Identify every line in the entries below that contains the word "terminal", and copy each of those lines in full.

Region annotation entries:
════════════════

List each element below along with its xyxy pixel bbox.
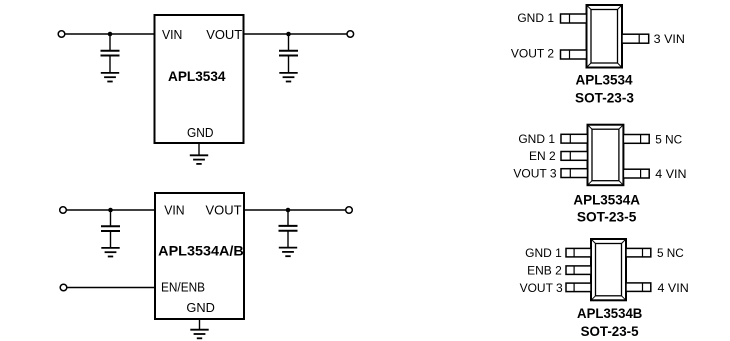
svg-text:ENB 2: ENB 2 — [527, 264, 562, 278]
svg-text:APL3534: APL3534 — [168, 68, 226, 84]
ground C1 — [101, 73, 119, 82]
capacitor C1 — [101, 51, 120, 56]
svg-text:3 VIN: 3 VIN — [654, 32, 685, 46]
svg-text:APL3534B: APL3534B — [577, 305, 642, 321]
wire C3 bottom stem — [110, 232, 112, 248]
pin 4 (P3 VIN) — [626, 283, 651, 292]
wire U1 GND stem — [198, 143, 200, 155]
package P3 SOT-23-5 body — [591, 239, 626, 300]
svg-text:VOUT 3: VOUT 3 — [520, 281, 563, 295]
svg-text:VOUT: VOUT — [206, 203, 242, 218]
pin 2 (P2 EN) — [561, 152, 588, 161]
node junction at C2 — [286, 32, 291, 37]
pin 1 (P2 GND) — [561, 134, 588, 143]
svg-text:4 VIN: 4 VIN — [655, 167, 686, 181]
pin 3 (P1 VIN) — [622, 34, 649, 43]
svg-text:GND 1: GND 1 — [525, 246, 562, 260]
node junction at C3 — [108, 208, 113, 213]
wire VIN input (top circuit) — [65, 33, 154, 35]
capacitor C2 — [279, 51, 298, 56]
wire C2 top stem — [288, 34, 290, 50]
ground U1 — [190, 155, 208, 164]
svg-text:VIN: VIN — [162, 27, 182, 42]
svg-text:VOUT 3: VOUT 3 — [513, 167, 556, 181]
ground U2 — [190, 330, 208, 339]
capacitor C4 — [279, 226, 298, 231]
pin 5 (P2 NC) — [623, 135, 649, 144]
svg-text:SOT-23-5: SOT-23-5 — [581, 323, 639, 339]
terminal IN (top circuit) — [58, 31, 65, 38]
wire C1 top stem — [109, 34, 111, 50]
svg-text:EN/ENB: EN/ENB — [161, 279, 205, 294]
svg-text:APL3534A: APL3534A — [573, 192, 640, 208]
wire C1 bottom stem — [109, 56, 111, 72]
terminal IN (bottom circuit) — [60, 207, 67, 214]
svg-text:GND 1: GND 1 — [517, 11, 554, 25]
svg-text:5 NC: 5 NC — [657, 246, 684, 260]
wire EN/ENB input — [67, 287, 155, 289]
pin 1 (P3 GND) — [566, 248, 591, 257]
capacitor C3 — [101, 226, 120, 231]
op-amp U1 APL3534 box — [155, 15, 244, 143]
svg-text:GND: GND — [186, 300, 215, 315]
svg-text:APL3534: APL3534 — [575, 72, 632, 88]
pin 4 (P2 VIN) — [623, 169, 649, 178]
wire VOUT output (top circuit) — [244, 33, 348, 35]
pin 3 (P2 VOUT) — [561, 169, 588, 178]
package P1 SOT-23-3 body — [587, 5, 623, 68]
op-amp U2 APL3534A/B box — [155, 193, 244, 319]
svg-text:SOT-23-3: SOT-23-3 — [575, 90, 634, 106]
pin 5 (P3 NC) — [626, 248, 651, 257]
ground C4 — [279, 248, 297, 257]
node junction at C4 — [286, 208, 291, 213]
svg-text:VOUT 2: VOUT 2 — [511, 47, 554, 61]
package P2 SOT-23-5 body — [588, 125, 624, 186]
svg-text:VOUT: VOUT — [206, 27, 242, 42]
svg-text:SOT-23-5: SOT-23-5 — [577, 209, 637, 225]
svg-text:VIN: VIN — [164, 203, 184, 218]
wire VOUT output (bottom circuit) — [244, 209, 346, 211]
pin 2 (P3 ENB) — [566, 266, 591, 275]
wire VIN input (bottom circuit) — [67, 209, 155, 211]
svg-text:GND: GND — [187, 125, 214, 140]
terminal OUT (bottom circuit) — [346, 207, 353, 214]
svg-text:4 VIN: 4 VIN — [658, 281, 689, 295]
pin 1 (P1 GND) — [561, 14, 587, 23]
ground C2 — [279, 73, 297, 82]
svg-text:EN 2: EN 2 — [529, 149, 556, 163]
wire C4 bottom stem — [287, 231, 289, 247]
ground C3 — [101, 248, 119, 257]
terminal OUT (top circuit) — [347, 31, 354, 38]
wire C3 top stem — [110, 210, 112, 226]
wire C4 top stem — [287, 210, 289, 225]
pin 2 (P1 VOUT) — [561, 50, 587, 59]
svg-text:5 NC: 5 NC — [655, 132, 682, 146]
pin 3 (P3 VOUT) — [566, 283, 591, 292]
svg-text:GND 1: GND 1 — [518, 132, 555, 146]
node junction at C1 — [108, 32, 113, 37]
wire U2 GND stem — [199, 319, 201, 330]
wire C2 bottom stem — [288, 56, 290, 72]
svg-text:APL3534A/B: APL3534A/B — [158, 243, 244, 259]
terminal EN (bottom circuit) — [60, 284, 67, 291]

════════════════

* **Solution for this problem**
terminal IN (top circuit) — [58, 31, 65, 38]
terminal IN (bottom circuit) — [60, 207, 67, 214]
terminal OUT (bottom circuit) — [346, 207, 353, 214]
terminal OUT (top circuit) — [347, 31, 354, 38]
terminal EN (bottom circuit) — [60, 284, 67, 291]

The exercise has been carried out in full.